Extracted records
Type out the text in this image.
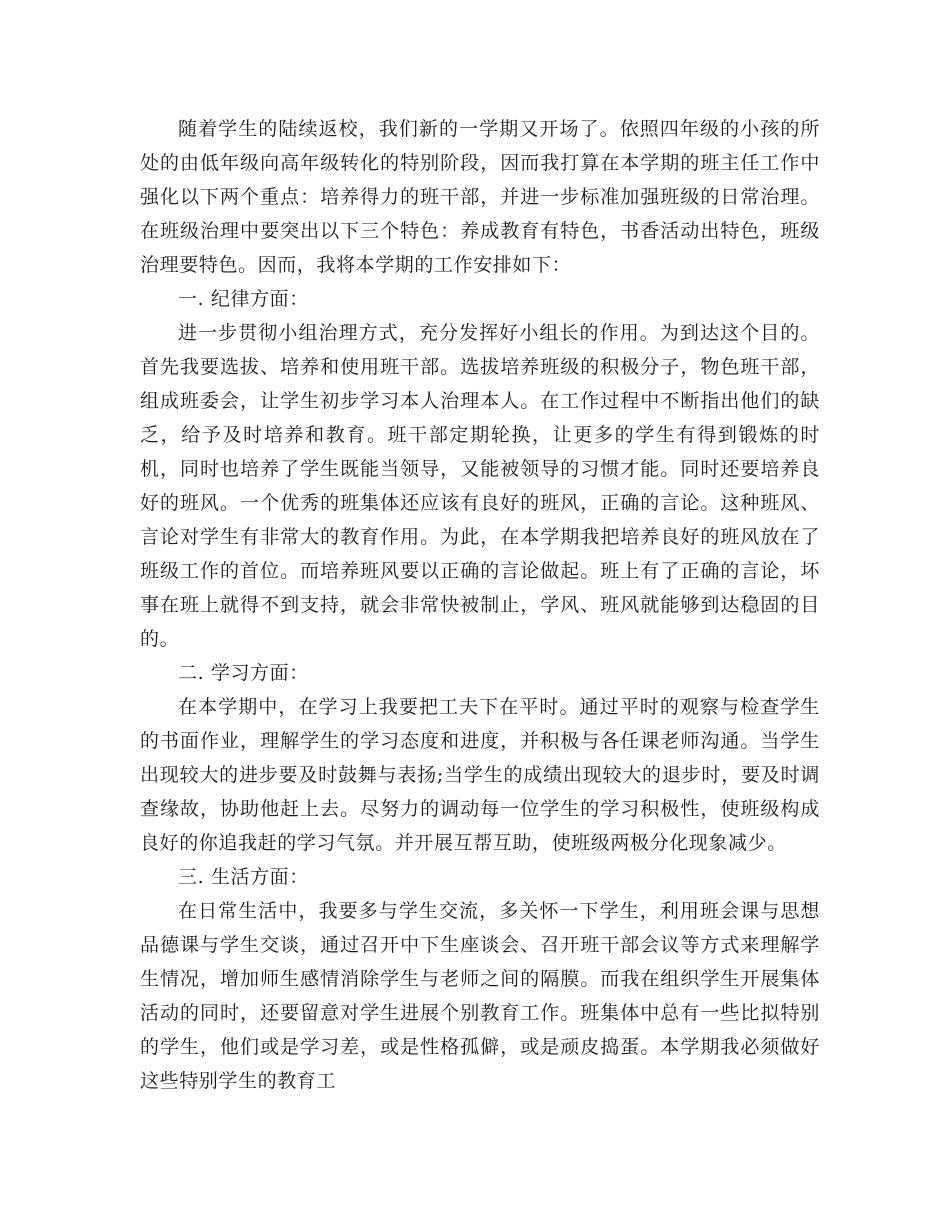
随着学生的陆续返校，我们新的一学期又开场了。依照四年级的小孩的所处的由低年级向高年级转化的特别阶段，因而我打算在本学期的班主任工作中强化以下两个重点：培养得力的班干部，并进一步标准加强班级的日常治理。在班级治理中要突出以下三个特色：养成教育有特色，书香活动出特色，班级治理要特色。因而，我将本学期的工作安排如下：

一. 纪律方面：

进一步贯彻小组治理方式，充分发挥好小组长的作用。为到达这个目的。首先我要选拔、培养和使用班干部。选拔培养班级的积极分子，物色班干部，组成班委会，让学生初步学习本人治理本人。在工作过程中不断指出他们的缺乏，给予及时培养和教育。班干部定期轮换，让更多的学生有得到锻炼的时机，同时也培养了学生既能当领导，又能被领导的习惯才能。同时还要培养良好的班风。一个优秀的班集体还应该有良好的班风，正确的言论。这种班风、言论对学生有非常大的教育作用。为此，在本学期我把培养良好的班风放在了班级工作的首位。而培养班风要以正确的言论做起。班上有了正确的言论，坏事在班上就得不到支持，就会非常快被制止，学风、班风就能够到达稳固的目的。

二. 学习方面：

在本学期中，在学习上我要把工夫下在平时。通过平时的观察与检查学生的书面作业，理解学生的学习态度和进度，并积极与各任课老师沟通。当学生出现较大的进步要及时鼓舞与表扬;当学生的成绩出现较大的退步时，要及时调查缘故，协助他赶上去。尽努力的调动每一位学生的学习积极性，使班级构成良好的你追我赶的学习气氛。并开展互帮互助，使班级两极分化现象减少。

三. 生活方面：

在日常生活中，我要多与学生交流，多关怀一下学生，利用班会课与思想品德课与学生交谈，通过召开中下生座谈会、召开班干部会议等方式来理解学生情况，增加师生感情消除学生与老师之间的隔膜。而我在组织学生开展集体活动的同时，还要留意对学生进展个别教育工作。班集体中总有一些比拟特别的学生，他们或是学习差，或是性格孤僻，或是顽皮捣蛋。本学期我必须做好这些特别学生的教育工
* * *
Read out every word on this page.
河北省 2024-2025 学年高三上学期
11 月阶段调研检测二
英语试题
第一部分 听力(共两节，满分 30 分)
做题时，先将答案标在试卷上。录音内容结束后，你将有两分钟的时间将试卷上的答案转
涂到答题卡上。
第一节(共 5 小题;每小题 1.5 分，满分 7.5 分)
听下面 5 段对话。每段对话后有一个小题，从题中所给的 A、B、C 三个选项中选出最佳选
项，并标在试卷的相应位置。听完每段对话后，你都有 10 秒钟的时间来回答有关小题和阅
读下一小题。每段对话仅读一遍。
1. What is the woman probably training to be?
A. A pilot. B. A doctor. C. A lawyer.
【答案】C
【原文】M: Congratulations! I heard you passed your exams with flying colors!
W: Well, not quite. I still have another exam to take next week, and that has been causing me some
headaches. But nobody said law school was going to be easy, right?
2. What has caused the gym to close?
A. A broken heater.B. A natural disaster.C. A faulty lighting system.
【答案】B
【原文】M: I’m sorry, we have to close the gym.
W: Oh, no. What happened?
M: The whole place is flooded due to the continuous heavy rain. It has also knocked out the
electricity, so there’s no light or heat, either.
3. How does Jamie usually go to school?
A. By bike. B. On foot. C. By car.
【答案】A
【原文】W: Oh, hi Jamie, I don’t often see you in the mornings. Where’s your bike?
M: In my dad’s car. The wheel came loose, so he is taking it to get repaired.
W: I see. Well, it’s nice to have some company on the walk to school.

Written request
Go through the material and copy out every line with "school" in it.

Task result
headaches. But nobody said law school was going to be easy, right?
3. How does Jamie usually go to school?
W: I see. Well, it’s nice to have some company on the walk to school.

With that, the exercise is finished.